··· Supplied records ···
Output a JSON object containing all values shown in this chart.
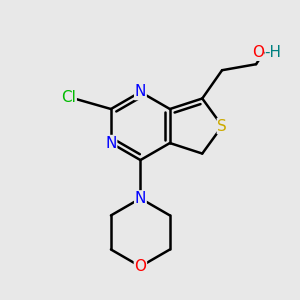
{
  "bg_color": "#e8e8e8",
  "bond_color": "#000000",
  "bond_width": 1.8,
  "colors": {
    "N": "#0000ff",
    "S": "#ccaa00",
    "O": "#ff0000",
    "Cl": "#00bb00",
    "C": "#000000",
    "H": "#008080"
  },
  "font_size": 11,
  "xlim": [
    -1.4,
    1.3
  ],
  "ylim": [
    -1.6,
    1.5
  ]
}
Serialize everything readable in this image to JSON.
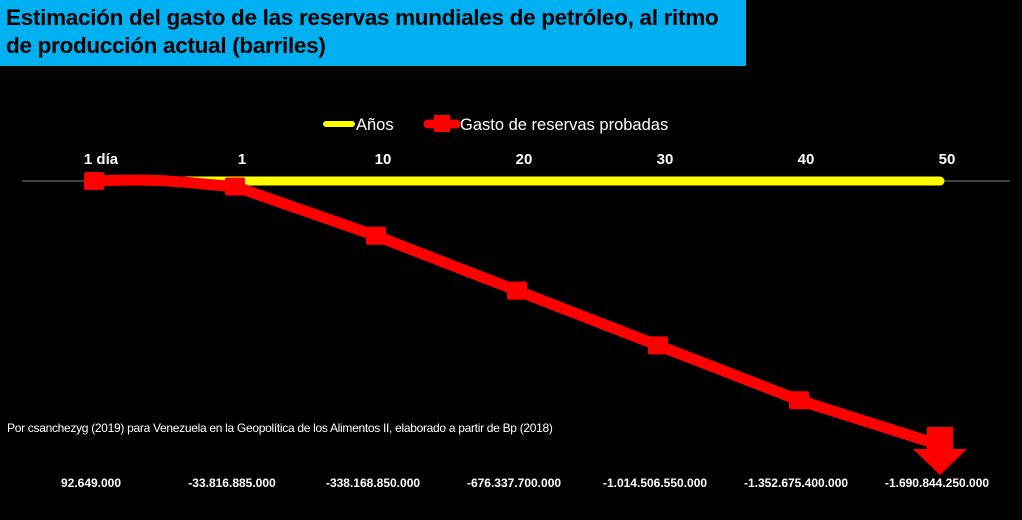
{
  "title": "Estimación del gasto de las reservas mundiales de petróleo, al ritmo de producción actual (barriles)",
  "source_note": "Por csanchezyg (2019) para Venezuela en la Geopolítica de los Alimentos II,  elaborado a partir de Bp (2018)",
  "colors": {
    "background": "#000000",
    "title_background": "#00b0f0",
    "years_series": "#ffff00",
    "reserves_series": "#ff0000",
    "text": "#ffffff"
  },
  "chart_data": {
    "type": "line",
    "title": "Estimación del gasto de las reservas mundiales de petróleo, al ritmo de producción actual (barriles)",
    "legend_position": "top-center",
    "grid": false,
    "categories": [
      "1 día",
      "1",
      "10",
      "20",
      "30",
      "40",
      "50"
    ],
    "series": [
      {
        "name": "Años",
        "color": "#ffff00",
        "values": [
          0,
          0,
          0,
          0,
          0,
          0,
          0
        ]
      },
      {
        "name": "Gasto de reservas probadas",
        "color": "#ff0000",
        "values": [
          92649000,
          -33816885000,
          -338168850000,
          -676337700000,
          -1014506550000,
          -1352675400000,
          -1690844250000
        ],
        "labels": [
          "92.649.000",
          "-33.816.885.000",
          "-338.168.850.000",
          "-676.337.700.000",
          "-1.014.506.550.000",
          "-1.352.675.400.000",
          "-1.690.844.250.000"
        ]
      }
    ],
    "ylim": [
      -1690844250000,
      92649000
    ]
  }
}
···
→ **Task details**
Gather each line that holds "barriles".

→ **Task result**
  "title": "Estimación del gasto de las reservas mundiales de petróleo, al ritmo de producción actual (barriles)",
    "title": "Estimación del gasto de las reservas mundiales de petróleo, al ritmo de producción actual (barriles)",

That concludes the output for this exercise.